• **WHAT TO PRODUCE**: Leaving out the pictures, retype all the material exactly.

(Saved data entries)
********************

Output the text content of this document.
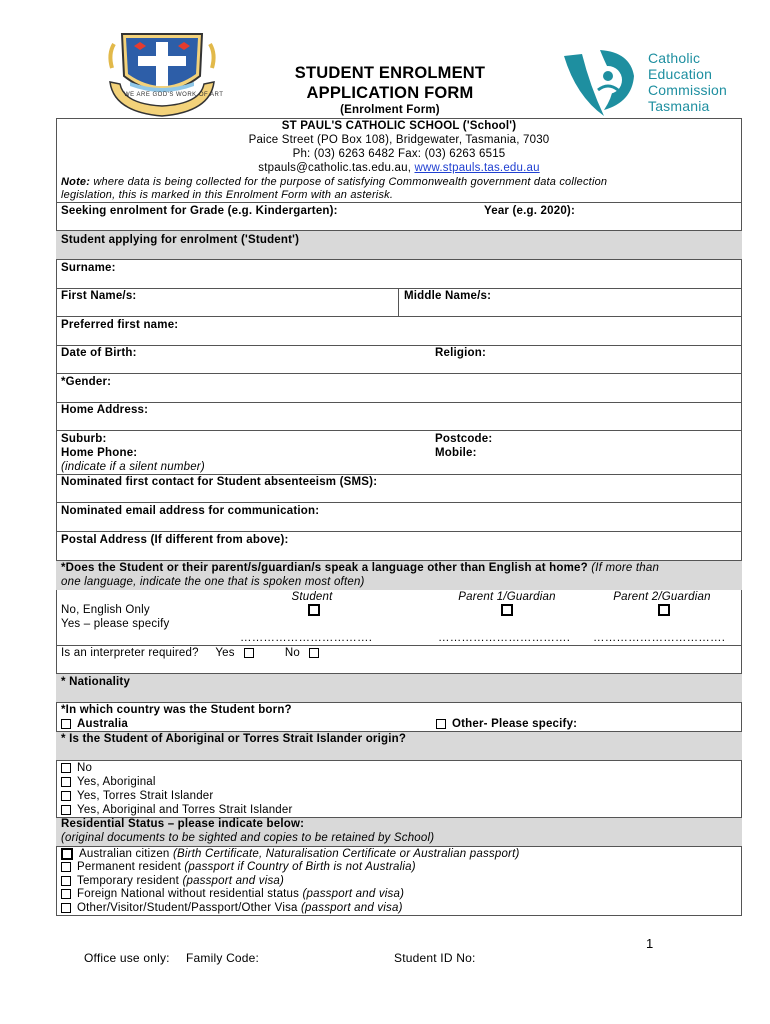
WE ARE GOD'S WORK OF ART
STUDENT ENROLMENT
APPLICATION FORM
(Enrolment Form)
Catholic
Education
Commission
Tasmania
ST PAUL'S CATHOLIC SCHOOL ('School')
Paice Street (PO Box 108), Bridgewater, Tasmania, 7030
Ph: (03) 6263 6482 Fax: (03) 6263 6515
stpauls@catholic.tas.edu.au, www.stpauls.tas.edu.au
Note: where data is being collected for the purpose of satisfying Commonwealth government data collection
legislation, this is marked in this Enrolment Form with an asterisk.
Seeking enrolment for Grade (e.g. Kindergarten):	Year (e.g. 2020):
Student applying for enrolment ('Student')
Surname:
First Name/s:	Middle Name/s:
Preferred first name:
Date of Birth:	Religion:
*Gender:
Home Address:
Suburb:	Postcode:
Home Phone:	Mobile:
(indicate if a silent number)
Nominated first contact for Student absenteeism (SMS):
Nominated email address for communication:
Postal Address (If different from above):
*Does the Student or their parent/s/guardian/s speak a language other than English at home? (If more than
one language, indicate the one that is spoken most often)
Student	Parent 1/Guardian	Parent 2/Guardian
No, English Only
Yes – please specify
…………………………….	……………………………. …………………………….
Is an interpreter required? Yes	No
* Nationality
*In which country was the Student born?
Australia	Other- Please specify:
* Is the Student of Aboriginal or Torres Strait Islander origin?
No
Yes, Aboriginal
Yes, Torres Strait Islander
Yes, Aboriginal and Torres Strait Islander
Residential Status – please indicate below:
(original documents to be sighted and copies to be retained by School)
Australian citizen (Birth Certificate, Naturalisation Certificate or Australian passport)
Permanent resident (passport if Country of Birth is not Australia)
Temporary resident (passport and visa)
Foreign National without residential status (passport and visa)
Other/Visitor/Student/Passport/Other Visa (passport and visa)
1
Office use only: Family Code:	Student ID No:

********************

• **FINAL ANSWER**:
Output the text content of this document.
WE ARE GOD'S WORK OF ART
STUDENT ENROLMENT
APPLICATION FORM
(Enrolment Form)
Catholic
Education
Commission
Tasmania
ST PAUL'S CATHOLIC SCHOOL ('School')
Paice Street (PO Box 108), Bridgewater, Tasmania, 7030
Ph: (03) 6263 6482 Fax: (03) 6263 6515
stpauls@catholic.tas.edu.au, www.stpauls.tas.edu.au
Note: where data is being collected for the purpose of satisfying Commonwealth government data collection
legislation, this is marked in this Enrolment Form with an asterisk.
Seeking enrolment for Grade (e.g. Kindergarten):	Year (e.g. 2020):
Student applying for enrolment ('Student')
Surname:
First Name/s:	Middle Name/s:
Preferred first name:
Date of Birth:	Religion:
*Gender:
Home Address:
Suburb:	Postcode:
Home Phone:	Mobile:
(indicate if a silent number)
Nominated first contact for Student absenteeism (SMS):
Nominated email address for communication:
Postal Address (If different from above):
*Does the Student or their parent/s/guardian/s speak a language other than English at home? (If more than
one language, indicate the one that is spoken most often)
Student	Parent 1/Guardian	Parent 2/Guardian
No, English Only
Yes – please specify
…………………………….	……………………………. …………………………….
Is an interpreter required? Yes	No
* Nationality
*In which country was the Student born?
Australia	Other- Please specify:
* Is the Student of Aboriginal or Torres Strait Islander origin?
No
Yes, Aboriginal
Yes, Torres Strait Islander
Yes, Aboriginal and Torres Strait Islander
Residential Status – please indicate below:
(original documents to be sighted and copies to be retained by School)
Australian citizen (Birth Certificate, Naturalisation Certificate or Australian passport)
Permanent resident (passport if Country of Birth is not Australia)
Temporary resident (passport and visa)
Foreign National without residential status (passport and visa)
Other/Visitor/Student/Passport/Other Visa (passport and visa)
1
Office use only: Family Code:	Student ID No:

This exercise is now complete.